THE PROBLEM:
Could you pick up the court passage on foreign exchange and CCSA telephone lines below and continue it from its last sentence?

TEXT FOR ANALYSIS:
>>>
Petition to review denied.

. Foreign exchange service permits a customer in one city to obtain local business line service in a distant city or exchange area without incurring a toll charge. Service is obtained by leasing a full-time, point-to-point private line channel. Thus a person in Paramus, New Jersey, or in Syracuse, New York, who is linked to New York City, may call any local New York City number, and in turn may be called on a New York City number, for a local charge.

. Common control switching arrangement service permits a large customer through his own network of private lines to dial all stations in the network or to dial off-network telephone subscribers through interconnection with local exchange service, FX, or WATS lines. We are concerned here only with CCSA interconnection with local exchange service.

. Intrastate FX lines have been under either FCC or state jurisdiction depending on the nature of the network. Until this case' the charges for the use of a local exchange service accessed by intrastate FX lines have traditionally been the same as the charges for that local service accessed by interstate FX lines.
<<<
LISTED ENTRIES:
>>>
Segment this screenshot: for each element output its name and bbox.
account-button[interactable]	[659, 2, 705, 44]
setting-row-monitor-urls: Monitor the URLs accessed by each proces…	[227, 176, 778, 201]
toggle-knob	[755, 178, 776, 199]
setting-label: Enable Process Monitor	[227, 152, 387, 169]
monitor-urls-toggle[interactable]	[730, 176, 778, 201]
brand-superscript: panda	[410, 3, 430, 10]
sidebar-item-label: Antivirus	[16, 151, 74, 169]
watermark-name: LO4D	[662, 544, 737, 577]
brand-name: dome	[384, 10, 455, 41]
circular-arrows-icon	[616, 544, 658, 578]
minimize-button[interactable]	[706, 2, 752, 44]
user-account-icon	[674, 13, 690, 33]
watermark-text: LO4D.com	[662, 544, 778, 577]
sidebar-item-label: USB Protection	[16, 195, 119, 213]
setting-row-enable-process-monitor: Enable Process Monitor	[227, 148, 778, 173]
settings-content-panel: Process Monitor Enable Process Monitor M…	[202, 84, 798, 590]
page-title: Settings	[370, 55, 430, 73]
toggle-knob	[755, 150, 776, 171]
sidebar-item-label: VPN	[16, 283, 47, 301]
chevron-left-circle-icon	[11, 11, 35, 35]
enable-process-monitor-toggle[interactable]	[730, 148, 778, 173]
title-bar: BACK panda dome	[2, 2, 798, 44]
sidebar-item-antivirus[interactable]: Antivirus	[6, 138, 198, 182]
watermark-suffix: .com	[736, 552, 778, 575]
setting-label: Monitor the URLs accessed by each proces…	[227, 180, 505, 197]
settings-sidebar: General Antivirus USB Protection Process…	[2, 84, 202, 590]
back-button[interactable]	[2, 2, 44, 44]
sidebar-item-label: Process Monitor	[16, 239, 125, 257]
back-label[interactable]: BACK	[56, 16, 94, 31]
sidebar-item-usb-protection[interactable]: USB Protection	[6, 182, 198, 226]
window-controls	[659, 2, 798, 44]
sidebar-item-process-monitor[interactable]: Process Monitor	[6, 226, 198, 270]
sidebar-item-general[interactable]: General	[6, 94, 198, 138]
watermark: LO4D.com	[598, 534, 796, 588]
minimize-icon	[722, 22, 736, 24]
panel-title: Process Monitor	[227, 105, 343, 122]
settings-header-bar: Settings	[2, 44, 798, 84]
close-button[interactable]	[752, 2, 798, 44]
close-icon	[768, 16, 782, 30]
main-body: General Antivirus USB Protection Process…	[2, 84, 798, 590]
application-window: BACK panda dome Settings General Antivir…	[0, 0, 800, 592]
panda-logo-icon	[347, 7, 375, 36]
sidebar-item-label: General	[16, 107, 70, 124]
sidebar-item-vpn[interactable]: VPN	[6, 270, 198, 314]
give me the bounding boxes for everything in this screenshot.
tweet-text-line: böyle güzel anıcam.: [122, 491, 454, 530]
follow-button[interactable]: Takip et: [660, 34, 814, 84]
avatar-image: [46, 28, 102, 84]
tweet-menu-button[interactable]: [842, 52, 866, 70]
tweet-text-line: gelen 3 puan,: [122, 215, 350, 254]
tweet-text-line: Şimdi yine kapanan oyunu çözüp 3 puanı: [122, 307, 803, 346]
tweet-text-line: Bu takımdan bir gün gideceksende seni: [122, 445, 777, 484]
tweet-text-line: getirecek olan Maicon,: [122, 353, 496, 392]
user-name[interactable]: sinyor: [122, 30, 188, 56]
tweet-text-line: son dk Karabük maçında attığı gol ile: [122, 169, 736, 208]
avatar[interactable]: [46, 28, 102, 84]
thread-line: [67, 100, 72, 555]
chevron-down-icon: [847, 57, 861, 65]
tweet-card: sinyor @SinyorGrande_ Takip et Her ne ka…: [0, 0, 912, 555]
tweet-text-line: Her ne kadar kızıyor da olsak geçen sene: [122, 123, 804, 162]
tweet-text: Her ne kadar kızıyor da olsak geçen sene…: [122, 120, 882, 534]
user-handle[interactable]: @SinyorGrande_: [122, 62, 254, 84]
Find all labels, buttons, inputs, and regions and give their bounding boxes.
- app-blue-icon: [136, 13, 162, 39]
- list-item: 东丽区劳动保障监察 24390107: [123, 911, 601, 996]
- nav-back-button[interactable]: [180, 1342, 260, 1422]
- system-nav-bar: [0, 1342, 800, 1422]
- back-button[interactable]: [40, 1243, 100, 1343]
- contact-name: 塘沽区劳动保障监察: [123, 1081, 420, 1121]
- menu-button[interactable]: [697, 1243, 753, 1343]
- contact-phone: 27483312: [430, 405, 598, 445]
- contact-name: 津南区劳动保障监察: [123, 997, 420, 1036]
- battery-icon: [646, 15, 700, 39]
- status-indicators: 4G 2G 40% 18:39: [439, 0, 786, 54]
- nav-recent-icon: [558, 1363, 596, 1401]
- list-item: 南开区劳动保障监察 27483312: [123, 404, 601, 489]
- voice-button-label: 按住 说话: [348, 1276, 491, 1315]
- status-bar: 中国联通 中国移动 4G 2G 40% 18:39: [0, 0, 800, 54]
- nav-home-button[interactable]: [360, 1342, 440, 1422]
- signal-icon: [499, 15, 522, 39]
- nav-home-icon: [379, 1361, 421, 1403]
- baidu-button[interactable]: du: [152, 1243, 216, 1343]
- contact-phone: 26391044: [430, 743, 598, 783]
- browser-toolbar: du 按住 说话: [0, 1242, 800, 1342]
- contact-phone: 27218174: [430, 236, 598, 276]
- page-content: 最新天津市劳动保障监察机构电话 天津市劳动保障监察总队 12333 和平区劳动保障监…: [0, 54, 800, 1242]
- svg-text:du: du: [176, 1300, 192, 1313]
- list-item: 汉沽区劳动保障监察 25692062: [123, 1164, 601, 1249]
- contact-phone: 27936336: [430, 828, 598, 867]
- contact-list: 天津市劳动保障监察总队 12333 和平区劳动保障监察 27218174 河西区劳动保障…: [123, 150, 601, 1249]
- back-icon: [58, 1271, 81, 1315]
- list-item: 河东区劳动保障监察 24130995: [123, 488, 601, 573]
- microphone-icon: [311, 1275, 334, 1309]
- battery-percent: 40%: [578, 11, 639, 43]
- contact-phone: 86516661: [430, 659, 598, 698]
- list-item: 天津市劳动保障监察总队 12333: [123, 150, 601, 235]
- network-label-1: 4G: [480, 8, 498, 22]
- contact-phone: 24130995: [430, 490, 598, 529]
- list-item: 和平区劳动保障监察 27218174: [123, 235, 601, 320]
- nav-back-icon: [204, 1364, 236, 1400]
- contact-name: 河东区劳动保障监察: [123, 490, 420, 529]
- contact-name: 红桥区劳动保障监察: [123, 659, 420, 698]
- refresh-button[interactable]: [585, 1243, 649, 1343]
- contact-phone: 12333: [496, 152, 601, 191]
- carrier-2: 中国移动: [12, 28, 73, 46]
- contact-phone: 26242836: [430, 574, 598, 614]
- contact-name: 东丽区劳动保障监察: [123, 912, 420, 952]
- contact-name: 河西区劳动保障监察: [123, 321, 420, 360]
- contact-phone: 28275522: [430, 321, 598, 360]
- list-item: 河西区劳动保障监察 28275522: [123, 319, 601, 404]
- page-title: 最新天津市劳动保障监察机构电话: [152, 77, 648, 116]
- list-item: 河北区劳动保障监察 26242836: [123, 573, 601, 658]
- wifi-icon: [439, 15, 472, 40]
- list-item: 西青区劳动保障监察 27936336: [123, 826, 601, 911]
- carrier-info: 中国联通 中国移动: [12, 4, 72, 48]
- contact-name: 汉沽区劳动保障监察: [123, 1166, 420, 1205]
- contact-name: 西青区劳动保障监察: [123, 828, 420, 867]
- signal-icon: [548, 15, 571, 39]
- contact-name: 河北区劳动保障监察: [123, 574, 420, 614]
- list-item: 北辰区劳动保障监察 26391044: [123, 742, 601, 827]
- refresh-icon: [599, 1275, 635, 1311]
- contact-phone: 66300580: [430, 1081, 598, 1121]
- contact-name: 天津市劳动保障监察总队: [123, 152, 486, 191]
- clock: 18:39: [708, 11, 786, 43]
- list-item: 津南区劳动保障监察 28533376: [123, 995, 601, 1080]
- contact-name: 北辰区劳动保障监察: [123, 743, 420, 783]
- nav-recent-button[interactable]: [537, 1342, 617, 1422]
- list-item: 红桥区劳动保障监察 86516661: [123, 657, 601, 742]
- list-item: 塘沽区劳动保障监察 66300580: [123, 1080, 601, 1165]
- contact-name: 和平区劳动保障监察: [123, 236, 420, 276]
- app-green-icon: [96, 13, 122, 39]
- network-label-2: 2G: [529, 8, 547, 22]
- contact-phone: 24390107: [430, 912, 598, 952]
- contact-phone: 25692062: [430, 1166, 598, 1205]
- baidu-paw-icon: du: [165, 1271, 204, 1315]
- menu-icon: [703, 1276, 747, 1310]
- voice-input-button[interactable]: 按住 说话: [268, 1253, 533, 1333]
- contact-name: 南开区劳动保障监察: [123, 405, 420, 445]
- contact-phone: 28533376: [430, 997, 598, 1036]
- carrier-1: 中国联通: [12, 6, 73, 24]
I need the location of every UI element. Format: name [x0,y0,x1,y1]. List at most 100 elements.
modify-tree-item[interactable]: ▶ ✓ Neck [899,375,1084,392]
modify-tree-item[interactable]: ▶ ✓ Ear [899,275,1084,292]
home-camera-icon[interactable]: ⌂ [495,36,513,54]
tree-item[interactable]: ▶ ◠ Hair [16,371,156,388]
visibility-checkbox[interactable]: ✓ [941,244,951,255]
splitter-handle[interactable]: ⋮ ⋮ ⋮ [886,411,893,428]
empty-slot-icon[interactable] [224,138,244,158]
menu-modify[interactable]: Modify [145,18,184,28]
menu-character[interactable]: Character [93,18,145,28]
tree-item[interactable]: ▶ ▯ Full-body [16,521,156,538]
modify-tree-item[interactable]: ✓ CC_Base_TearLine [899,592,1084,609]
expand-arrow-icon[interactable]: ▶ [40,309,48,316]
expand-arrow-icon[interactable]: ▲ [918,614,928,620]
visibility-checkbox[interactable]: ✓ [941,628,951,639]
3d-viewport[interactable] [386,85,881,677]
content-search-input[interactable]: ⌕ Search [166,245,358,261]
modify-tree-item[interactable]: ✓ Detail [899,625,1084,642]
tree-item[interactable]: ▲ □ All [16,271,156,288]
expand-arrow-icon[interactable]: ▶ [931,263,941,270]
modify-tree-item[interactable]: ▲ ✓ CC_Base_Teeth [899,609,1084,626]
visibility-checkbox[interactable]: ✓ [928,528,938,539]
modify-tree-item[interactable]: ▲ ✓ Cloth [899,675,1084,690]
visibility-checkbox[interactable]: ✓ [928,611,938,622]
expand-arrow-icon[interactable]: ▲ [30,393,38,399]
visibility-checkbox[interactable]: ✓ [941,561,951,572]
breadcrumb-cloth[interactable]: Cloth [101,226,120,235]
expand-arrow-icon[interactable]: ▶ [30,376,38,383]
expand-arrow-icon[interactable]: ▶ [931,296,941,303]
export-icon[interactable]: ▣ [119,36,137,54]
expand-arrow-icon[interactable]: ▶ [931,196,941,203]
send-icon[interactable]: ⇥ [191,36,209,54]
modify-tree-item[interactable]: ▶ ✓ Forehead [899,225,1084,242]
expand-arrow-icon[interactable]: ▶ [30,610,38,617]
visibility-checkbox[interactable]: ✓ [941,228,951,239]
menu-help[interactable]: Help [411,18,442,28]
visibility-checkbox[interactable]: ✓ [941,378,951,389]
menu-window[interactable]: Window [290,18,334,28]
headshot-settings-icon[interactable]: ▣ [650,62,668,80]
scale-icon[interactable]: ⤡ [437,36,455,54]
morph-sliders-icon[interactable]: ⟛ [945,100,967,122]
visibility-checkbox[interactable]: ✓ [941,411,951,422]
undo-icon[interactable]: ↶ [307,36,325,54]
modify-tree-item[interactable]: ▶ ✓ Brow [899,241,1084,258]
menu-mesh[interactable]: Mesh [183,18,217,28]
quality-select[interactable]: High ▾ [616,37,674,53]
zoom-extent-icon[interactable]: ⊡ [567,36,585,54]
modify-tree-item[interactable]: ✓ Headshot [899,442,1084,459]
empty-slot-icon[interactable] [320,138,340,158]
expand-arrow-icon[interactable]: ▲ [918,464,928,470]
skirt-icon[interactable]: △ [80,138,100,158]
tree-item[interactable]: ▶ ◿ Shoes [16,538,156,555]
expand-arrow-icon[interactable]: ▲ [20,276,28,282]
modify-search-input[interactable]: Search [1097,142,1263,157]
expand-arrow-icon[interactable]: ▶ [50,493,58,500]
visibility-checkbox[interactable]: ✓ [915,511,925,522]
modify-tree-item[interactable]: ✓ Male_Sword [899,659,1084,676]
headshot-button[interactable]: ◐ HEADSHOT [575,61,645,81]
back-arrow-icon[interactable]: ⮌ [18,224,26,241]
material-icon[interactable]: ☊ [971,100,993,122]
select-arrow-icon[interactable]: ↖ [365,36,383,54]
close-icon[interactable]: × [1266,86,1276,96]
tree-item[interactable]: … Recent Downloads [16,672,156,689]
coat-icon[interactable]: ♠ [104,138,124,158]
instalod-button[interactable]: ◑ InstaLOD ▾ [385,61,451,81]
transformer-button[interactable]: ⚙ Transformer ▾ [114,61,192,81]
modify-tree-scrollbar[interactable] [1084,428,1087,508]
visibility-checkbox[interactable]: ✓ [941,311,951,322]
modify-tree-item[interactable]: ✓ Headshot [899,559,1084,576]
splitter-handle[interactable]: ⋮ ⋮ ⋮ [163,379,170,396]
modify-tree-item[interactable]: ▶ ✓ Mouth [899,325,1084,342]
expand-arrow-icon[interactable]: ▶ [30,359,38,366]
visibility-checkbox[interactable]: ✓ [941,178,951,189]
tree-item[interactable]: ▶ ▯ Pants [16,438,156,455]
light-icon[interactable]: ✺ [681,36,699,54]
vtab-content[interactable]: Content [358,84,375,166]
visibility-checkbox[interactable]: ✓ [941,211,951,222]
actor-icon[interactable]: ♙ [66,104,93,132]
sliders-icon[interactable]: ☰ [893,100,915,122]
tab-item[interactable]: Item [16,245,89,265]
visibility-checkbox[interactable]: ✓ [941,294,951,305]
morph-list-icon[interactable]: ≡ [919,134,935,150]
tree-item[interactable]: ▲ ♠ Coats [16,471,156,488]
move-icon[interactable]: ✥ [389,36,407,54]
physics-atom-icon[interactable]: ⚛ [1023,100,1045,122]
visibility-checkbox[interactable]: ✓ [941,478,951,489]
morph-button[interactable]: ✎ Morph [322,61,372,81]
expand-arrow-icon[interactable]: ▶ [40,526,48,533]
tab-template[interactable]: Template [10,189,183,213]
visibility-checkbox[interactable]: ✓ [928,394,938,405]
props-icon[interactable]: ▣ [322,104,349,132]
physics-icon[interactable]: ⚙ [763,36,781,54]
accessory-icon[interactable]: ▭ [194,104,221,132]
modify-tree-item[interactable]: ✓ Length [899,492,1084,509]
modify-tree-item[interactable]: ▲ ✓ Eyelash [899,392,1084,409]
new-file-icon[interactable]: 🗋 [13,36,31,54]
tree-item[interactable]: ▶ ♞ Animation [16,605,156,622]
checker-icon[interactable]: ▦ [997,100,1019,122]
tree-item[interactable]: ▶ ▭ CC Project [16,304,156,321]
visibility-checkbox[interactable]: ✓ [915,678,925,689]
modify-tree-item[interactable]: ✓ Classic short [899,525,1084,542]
<<<
RESPONSE TO THIS EXERCISE:
. MCI Telecommunications Corp. v. FCC, 580 F.2d 590 (D.C. Cir.), cert. denied, 439 U.S. 980, 99 S.Ct. 566, 58 L.Ed.2d 651 (1978); MCI Tele*1063communications Corp. v. FCC, 561 F.2d 365 (D.C. Cir. 1977), cert. denied, 434 U.S. 1040, 98 S.Ct. 780, 54 L.Ed.2d 790 (1978).

. MTS and WATS Market Structure, Second Supplemental Notice of Inquiry and Proposed Rulemaking, 77 FCC2d 224 (1980). Pending the rulemaking present separations procedures are to be followed, id. li 52. This is preliminary to revision of the Manual.

. There are 20,615 interstate FX/CCSA lines subject to the proposed charge, so the charge, per line worked out to $160 per month. NYT sought the two-stage implementation of the access charge to prevent a sudden shift away from the service.

. The intervenors’ principal argument has been that NYT has failed to exhaust administrative remedies. We need not reach this question in the light of our disposition of the case.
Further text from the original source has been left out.